* **WHAT IS ASKED**
Retype each line of the records below without changing anything.

— BEGIN DATA TO USE —

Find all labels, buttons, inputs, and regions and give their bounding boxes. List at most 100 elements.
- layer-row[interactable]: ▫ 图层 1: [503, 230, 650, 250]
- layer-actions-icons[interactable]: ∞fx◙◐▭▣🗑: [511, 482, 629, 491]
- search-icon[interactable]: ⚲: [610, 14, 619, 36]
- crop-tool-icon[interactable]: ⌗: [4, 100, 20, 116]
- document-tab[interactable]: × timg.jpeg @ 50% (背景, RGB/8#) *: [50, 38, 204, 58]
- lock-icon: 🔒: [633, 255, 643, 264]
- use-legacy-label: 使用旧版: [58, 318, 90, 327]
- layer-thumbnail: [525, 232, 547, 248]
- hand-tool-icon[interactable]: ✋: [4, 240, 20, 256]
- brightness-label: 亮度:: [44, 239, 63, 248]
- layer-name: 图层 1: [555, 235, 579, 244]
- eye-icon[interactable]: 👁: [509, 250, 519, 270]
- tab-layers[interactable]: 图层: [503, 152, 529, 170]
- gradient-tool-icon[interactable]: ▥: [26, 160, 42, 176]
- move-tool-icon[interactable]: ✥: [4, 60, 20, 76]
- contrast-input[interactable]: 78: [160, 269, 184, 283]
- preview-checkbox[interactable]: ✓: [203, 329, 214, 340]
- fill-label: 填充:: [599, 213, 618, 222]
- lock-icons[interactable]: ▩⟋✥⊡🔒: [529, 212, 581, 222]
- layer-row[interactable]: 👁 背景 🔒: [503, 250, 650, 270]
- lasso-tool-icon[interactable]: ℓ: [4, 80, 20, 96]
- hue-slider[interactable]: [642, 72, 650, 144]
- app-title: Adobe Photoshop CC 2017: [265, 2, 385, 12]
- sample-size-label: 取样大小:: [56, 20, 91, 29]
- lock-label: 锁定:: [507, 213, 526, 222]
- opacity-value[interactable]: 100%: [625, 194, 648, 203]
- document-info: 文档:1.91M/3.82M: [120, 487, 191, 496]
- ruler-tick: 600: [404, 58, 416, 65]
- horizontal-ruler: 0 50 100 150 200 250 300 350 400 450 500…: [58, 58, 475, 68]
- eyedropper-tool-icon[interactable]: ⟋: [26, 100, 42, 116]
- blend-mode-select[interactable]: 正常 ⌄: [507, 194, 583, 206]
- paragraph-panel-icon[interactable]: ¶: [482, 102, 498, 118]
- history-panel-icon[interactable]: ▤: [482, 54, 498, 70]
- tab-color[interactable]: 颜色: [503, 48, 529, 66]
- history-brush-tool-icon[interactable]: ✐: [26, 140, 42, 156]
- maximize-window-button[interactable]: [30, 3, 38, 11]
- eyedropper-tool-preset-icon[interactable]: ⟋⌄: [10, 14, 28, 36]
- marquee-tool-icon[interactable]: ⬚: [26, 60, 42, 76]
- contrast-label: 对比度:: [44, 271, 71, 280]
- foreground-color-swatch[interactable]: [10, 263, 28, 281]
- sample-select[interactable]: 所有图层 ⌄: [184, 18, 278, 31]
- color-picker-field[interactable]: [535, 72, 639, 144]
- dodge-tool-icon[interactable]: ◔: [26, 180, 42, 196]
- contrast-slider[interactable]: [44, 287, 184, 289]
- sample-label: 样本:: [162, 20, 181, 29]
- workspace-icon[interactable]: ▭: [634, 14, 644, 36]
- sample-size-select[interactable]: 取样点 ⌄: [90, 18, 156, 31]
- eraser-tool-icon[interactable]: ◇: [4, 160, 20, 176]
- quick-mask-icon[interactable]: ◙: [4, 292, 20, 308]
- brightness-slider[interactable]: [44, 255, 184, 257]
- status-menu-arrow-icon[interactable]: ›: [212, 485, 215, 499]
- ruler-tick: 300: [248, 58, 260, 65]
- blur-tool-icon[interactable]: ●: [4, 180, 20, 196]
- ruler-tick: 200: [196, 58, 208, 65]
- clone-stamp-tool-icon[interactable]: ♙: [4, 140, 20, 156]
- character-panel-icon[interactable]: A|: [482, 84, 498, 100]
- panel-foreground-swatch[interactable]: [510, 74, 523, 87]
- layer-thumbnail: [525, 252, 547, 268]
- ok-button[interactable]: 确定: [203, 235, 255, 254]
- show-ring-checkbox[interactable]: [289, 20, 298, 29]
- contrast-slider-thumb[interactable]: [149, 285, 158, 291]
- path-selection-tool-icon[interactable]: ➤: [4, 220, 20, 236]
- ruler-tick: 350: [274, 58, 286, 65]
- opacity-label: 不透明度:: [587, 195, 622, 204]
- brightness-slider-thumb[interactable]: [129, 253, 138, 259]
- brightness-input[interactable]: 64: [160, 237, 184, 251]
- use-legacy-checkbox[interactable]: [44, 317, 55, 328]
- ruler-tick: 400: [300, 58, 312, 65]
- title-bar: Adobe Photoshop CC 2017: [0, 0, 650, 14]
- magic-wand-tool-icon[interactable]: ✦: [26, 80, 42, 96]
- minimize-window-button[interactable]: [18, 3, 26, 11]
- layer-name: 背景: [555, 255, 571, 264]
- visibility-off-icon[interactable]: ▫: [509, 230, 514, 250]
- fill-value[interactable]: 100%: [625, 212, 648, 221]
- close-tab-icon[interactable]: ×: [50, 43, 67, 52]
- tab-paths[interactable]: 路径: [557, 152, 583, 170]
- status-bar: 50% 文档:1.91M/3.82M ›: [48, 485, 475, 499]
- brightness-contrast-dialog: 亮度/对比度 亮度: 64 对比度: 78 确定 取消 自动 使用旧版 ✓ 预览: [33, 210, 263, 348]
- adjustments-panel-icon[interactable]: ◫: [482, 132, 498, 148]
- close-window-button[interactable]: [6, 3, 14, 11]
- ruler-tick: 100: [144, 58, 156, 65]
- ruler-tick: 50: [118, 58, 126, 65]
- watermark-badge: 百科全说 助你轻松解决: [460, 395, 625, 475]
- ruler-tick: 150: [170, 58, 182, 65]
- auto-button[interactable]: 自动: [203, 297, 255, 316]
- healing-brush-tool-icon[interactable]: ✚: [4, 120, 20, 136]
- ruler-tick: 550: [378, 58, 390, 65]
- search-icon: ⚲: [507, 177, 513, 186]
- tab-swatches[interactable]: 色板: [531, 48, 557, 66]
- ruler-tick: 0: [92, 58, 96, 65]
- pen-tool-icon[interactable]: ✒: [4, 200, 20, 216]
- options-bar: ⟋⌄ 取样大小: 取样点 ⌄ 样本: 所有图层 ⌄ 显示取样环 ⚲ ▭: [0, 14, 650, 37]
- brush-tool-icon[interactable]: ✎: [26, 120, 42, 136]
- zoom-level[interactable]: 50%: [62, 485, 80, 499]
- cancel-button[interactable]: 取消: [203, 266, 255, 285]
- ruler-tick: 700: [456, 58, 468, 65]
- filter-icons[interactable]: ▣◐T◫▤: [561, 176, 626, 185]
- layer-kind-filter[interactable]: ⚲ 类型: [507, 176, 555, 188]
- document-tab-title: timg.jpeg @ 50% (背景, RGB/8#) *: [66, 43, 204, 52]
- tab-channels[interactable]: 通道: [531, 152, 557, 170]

— END DATA TO USE —

* **PROBLEM SOLUTION**
Find all labels, buttons, inputs, and regions and give their bounding boxes. List at most 100 elements.
- layer-row[interactable]: ▫ 图层 1: [503, 230, 650, 250]
- layer-actions-icons[interactable]: ∞fx◙◐▭▣🗑: [511, 482, 629, 491]
- search-icon[interactable]: ⚲: [610, 14, 619, 36]
- crop-tool-icon[interactable]: ⌗: [4, 100, 20, 116]
- document-tab[interactable]: × timg.jpeg @ 50% (背景, RGB/8#) *: [50, 38, 204, 58]
- lock-icon: 🔒: [633, 255, 643, 264]
- use-legacy-label: 使用旧版: [58, 318, 90, 327]
- layer-thumbnail: [525, 232, 547, 248]
- hand-tool-icon[interactable]: ✋: [4, 240, 20, 256]
- brightness-label: 亮度:: [44, 239, 63, 248]
- layer-name: 图层 1: [555, 235, 579, 244]
- eye-icon[interactable]: 👁: [509, 250, 519, 270]
- tab-layers[interactable]: 图层: [503, 152, 529, 170]
- gradient-tool-icon[interactable]: ▥: [26, 160, 42, 176]
- move-tool-icon[interactable]: ✥: [4, 60, 20, 76]
- contrast-input[interactable]: 78: [160, 269, 184, 283]
- preview-checkbox[interactable]: ✓: [203, 329, 214, 340]
- fill-label: 填充:: [599, 213, 618, 222]
- lock-icons[interactable]: ▩⟋✥⊡🔒: [529, 212, 581, 222]
- layer-row[interactable]: 👁 背景 🔒: [503, 250, 650, 270]
- lasso-tool-icon[interactable]: ℓ: [4, 80, 20, 96]
- hue-slider[interactable]: [642, 72, 650, 144]
- app-title: Adobe Photoshop CC 2017: [265, 2, 385, 12]
- sample-size-label: 取样大小:: [56, 20, 91, 29]
- lock-label: 锁定:: [507, 213, 526, 222]
- opacity-value[interactable]: 100%: [625, 194, 648, 203]
- document-info: 文档:1.91M/3.82M: [120, 487, 191, 496]
- ruler-tick: 600: [404, 58, 416, 65]
- horizontal-ruler: 0 50 100 150 200 250 300 350 400 450 500…: [58, 58, 475, 68]
- eyedropper-tool-icon[interactable]: ⟋: [26, 100, 42, 116]
- blend-mode-select[interactable]: 正常 ⌄: [507, 194, 583, 206]
- paragraph-panel-icon[interactable]: ¶: [482, 102, 498, 118]
- history-panel-icon[interactable]: ▤: [482, 54, 498, 70]
- tab-color[interactable]: 颜色: [503, 48, 529, 66]
- history-brush-tool-icon[interactable]: ✐: [26, 140, 42, 156]
- maximize-window-button[interactable]: [30, 3, 38, 11]
- eyedropper-tool-preset-icon[interactable]: ⟋⌄: [10, 14, 28, 36]
- marquee-tool-icon[interactable]: ⬚: [26, 60, 42, 76]
- contrast-label: 对比度:: [44, 271, 71, 280]
- foreground-color-swatch[interactable]: [10, 263, 28, 281]
- sample-select[interactable]: 所有图层 ⌄: [184, 18, 278, 31]
- color-picker-field[interactable]: [535, 72, 639, 144]
- dodge-tool-icon[interactable]: ◔: [26, 180, 42, 196]
- contrast-slider[interactable]: [44, 287, 184, 289]
- sample-label: 样本:: [162, 20, 181, 29]
- workspace-icon[interactable]: ▭: [634, 14, 644, 36]
- sample-size-select[interactable]: 取样点 ⌄: [90, 18, 156, 31]
- eraser-tool-icon[interactable]: ◇: [4, 160, 20, 176]
- quick-mask-icon[interactable]: ◙: [4, 292, 20, 308]
- brightness-slider[interactable]: [44, 255, 184, 257]
- status-menu-arrow-icon[interactable]: ›: [212, 485, 215, 499]
- ruler-tick: 300: [248, 58, 260, 65]
- blur-tool-icon[interactable]: ●: [4, 180, 20, 196]
- ruler-tick: 200: [196, 58, 208, 65]
- clone-stamp-tool-icon[interactable]: ♙: [4, 140, 20, 156]
- character-panel-icon[interactable]: A|: [482, 84, 498, 100]
- panel-foreground-swatch[interactable]: [510, 74, 523, 87]
- layer-thumbnail: [525, 252, 547, 268]
- ok-button[interactable]: 确定: [203, 235, 255, 254]
- show-ring-checkbox[interactable]: [289, 20, 298, 29]
- contrast-slider-thumb[interactable]: [149, 285, 158, 291]
- path-selection-tool-icon[interactable]: ➤: [4, 220, 20, 236]
- ruler-tick: 350: [274, 58, 286, 65]
- opacity-label: 不透明度:: [587, 195, 622, 204]
- brightness-slider-thumb[interactable]: [129, 253, 138, 259]
- brightness-input[interactable]: 64: [160, 237, 184, 251]
- use-legacy-checkbox[interactable]: [44, 317, 55, 328]
- ruler-tick: 400: [300, 58, 312, 65]
- title-bar: Adobe Photoshop CC 2017: [0, 0, 650, 14]
- magic-wand-tool-icon[interactable]: ✦: [26, 80, 42, 96]
- minimize-window-button[interactable]: [18, 3, 26, 11]
- layer-name: 背景: [555, 255, 571, 264]
- visibility-off-icon[interactable]: ▫: [509, 230, 514, 250]
- fill-value[interactable]: 100%: [625, 212, 648, 221]
- close-tab-icon[interactable]: ×: [50, 43, 67, 52]
- tab-paths[interactable]: 路径: [557, 152, 583, 170]
- status-bar: 50% 文档:1.91M/3.82M ›: [48, 485, 475, 499]
- brightness-contrast-dialog: 亮度/对比度 亮度: 64 对比度: 78 确定 取消 自动 使用旧版 ✓ 预览: [33, 210, 263, 348]
- adjustments-panel-icon[interactable]: ◫: [482, 132, 498, 148]
- close-window-button[interactable]: [6, 3, 14, 11]
- ruler-tick: 100: [144, 58, 156, 65]
- ruler-tick: 50: [118, 58, 126, 65]
- watermark-badge: 百科全说 助你轻松解决: [460, 395, 625, 475]
- ruler-tick: 150: [170, 58, 182, 65]
- auto-button[interactable]: 自动: [203, 297, 255, 316]
- healing-brush-tool-icon[interactable]: ✚: [4, 120, 20, 136]
- ruler-tick: 550: [378, 58, 390, 65]
- search-icon: ⚲: [507, 177, 513, 186]
- tab-swatches[interactable]: 色板: [531, 48, 557, 66]
- ruler-tick: 0: [92, 58, 96, 65]
- pen-tool-icon[interactable]: ✒: [4, 200, 20, 216]
- options-bar: ⟋⌄ 取样大小: 取样点 ⌄ 样本: 所有图层 ⌄ 显示取样环 ⚲ ▭: [0, 14, 650, 37]
- brush-tool-icon[interactable]: ✎: [26, 120, 42, 136]
- zoom-level[interactable]: 50%: [62, 485, 80, 499]
- cancel-button[interactable]: 取消: [203, 266, 255, 285]
- ruler-tick: 700: [456, 58, 468, 65]
- filter-icons[interactable]: ▣◐T◫▤: [561, 176, 626, 185]
- layer-kind-filter[interactable]: ⚲ 类型: [507, 176, 555, 188]
- document-tab-title: timg.jpeg @ 50% (背景, RGB/8#) *: [66, 43, 204, 52]
- tab-channels[interactable]: 通道: [531, 152, 557, 170]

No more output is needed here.